------ EXTRACTED MATERIAL ------

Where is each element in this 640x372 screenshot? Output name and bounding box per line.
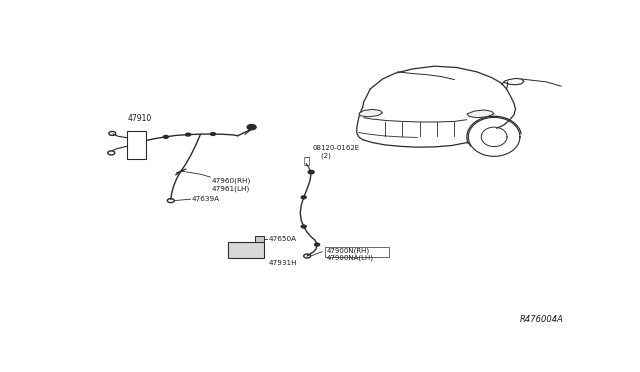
Bar	[228, 242, 264, 258]
Circle shape	[308, 170, 314, 174]
Text: 47910: 47910	[128, 115, 152, 124]
Text: 47650A: 47650A	[269, 236, 296, 242]
Circle shape	[247, 125, 256, 130]
Text: Ⓑ: Ⓑ	[303, 155, 309, 165]
Text: R476004A: R476004A	[520, 315, 564, 324]
Polygon shape	[467, 110, 494, 118]
Text: 47931H: 47931H	[269, 260, 297, 266]
Circle shape	[301, 225, 306, 228]
Circle shape	[186, 133, 191, 136]
Circle shape	[211, 132, 216, 135]
Bar	[127, 131, 146, 159]
Circle shape	[315, 243, 319, 246]
Bar	[324, 247, 389, 257]
Text: 47900N(RH)
47900NA(LH): 47900N(RH) 47900NA(LH)	[326, 247, 374, 262]
Polygon shape	[359, 109, 383, 117]
Circle shape	[163, 135, 168, 138]
Text: 47960(RH)
47961(LH): 47960(RH) 47961(LH)	[211, 178, 251, 192]
Bar	[255, 236, 264, 242]
Text: 08120-0162E
    (2): 08120-0162E (2)	[312, 145, 359, 158]
Text: 47639A: 47639A	[191, 196, 220, 202]
Circle shape	[301, 196, 306, 199]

------

In the listing, begin at the line that has "242, 264, 258]" and stop after the line that has "Text: 47900N(RH)". Rewrite only those lines with every "Circle shape" changed to "Ellipse" and nothing else altered.

OUTPUT OF THE EXERCISE ▸
Bar	[228, 242, 264, 258]
Ellipse	[308, 170, 314, 174]
Text: 47910: 47910	[128, 115, 152, 124]
Text: 47650A: 47650A	[269, 236, 296, 242]
Ellipse	[247, 125, 256, 130]
Text: Ⓑ: Ⓑ	[303, 155, 309, 165]
Text: R476004A: R476004A	[520, 315, 564, 324]
Polygon shape	[467, 110, 494, 118]
Text: 47931H: 47931H	[269, 260, 297, 266]
Ellipse	[301, 225, 306, 228]
Ellipse	[186, 133, 191, 136]
Ellipse	[211, 132, 216, 135]
Bar	[127, 131, 146, 159]
Ellipse	[315, 243, 319, 246]
Bar	[324, 247, 389, 257]
Text: 47900N(RH)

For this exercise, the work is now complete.